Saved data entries
··········

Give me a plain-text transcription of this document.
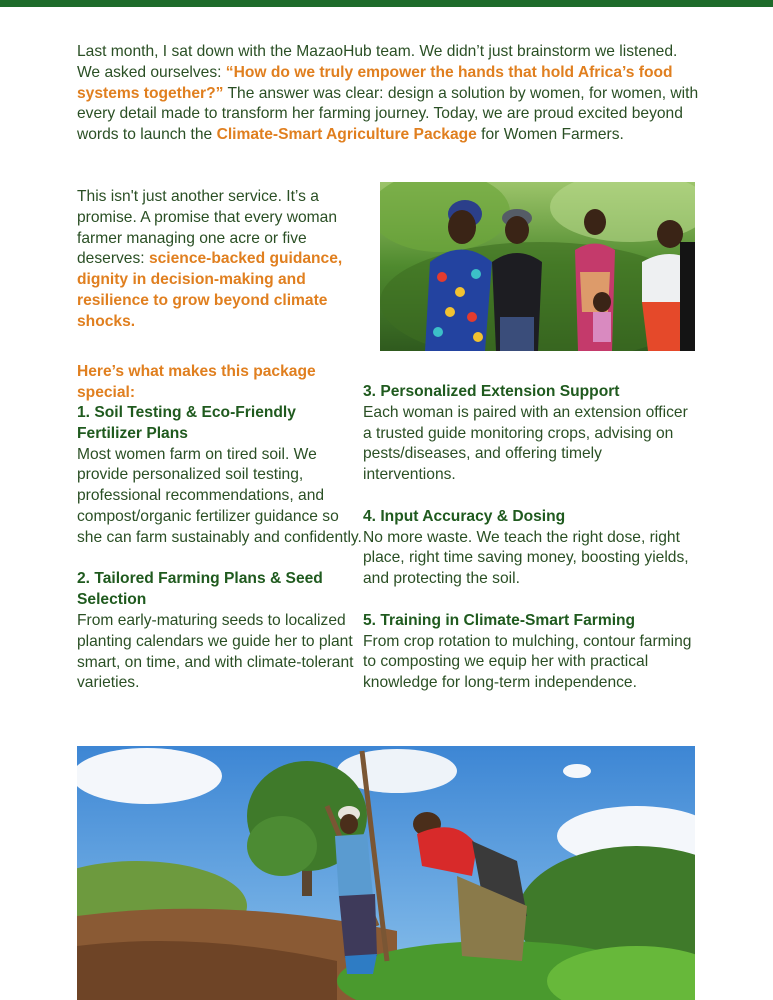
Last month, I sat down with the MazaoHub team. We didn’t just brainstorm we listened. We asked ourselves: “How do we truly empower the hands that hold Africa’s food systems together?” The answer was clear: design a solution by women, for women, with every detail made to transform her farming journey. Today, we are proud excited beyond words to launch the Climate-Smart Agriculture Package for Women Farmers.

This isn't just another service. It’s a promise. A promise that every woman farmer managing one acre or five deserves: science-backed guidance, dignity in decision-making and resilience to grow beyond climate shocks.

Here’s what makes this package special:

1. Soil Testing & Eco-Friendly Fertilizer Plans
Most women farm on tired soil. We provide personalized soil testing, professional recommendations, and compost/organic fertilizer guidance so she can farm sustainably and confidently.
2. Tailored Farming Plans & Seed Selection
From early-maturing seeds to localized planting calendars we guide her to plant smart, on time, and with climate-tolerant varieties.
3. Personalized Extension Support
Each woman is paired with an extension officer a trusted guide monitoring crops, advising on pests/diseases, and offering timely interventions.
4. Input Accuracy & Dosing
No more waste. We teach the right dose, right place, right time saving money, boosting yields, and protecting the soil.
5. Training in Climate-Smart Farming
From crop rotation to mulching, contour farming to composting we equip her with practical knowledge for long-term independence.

··········

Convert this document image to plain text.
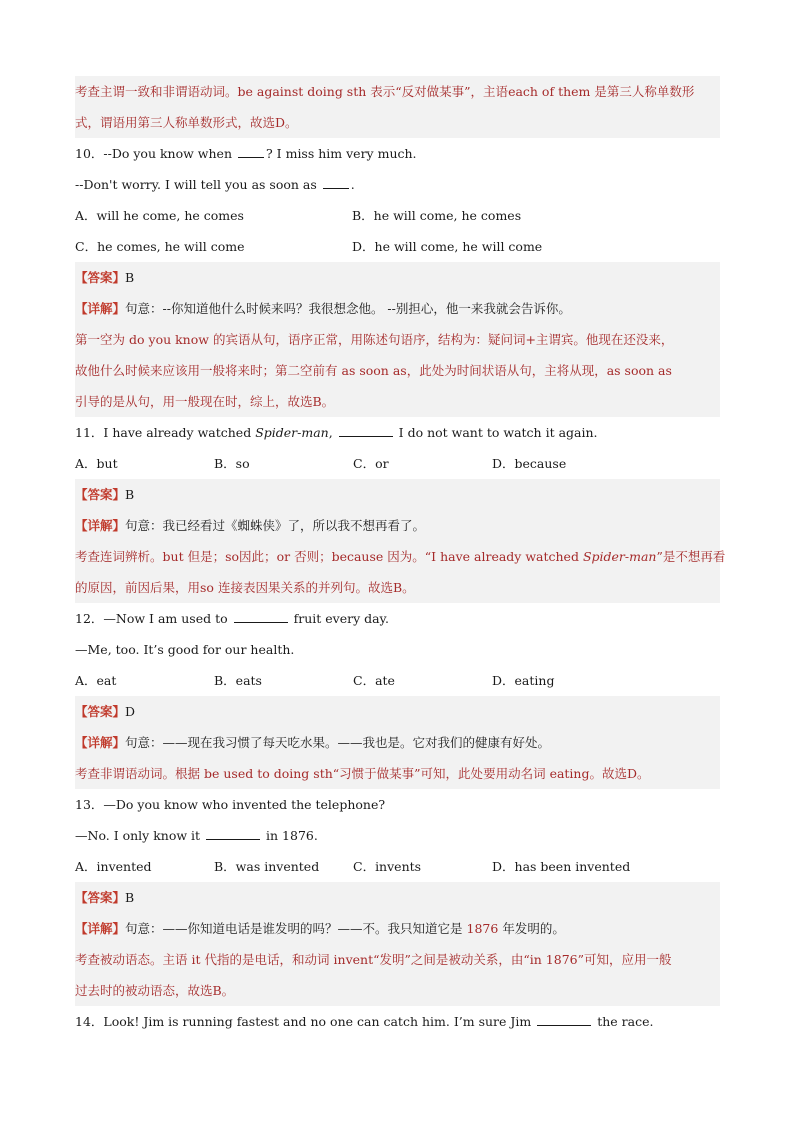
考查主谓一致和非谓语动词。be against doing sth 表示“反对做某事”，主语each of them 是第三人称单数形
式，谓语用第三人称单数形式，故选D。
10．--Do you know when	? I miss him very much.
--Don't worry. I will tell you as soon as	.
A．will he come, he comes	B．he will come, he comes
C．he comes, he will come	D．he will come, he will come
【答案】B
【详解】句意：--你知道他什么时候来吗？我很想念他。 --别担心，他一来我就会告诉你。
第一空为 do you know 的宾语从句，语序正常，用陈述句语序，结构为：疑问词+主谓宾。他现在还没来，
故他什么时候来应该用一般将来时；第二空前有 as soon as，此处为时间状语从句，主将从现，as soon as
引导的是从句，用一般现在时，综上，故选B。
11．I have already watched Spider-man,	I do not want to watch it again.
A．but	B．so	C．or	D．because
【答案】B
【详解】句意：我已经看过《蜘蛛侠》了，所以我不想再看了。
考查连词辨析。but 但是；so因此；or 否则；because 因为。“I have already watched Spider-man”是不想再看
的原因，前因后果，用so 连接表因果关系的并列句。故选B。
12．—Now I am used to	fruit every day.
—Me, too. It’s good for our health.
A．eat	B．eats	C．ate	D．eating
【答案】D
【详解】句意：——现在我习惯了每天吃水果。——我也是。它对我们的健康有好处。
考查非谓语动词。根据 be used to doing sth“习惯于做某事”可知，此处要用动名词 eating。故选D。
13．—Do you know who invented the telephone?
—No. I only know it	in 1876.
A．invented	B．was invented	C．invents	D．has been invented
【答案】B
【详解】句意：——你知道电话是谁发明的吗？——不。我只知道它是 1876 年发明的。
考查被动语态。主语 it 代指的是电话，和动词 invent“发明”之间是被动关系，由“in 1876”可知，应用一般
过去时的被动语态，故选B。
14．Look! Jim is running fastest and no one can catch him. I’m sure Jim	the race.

··········

Work to do — Which lines hold the string "used"? List them all.

Response —
12．—Now I am used to	fruit every day.
考查非谓语动词。根据 be used to doing sth“习惯于做某事”可知，此处要用动名词 eating。故选D。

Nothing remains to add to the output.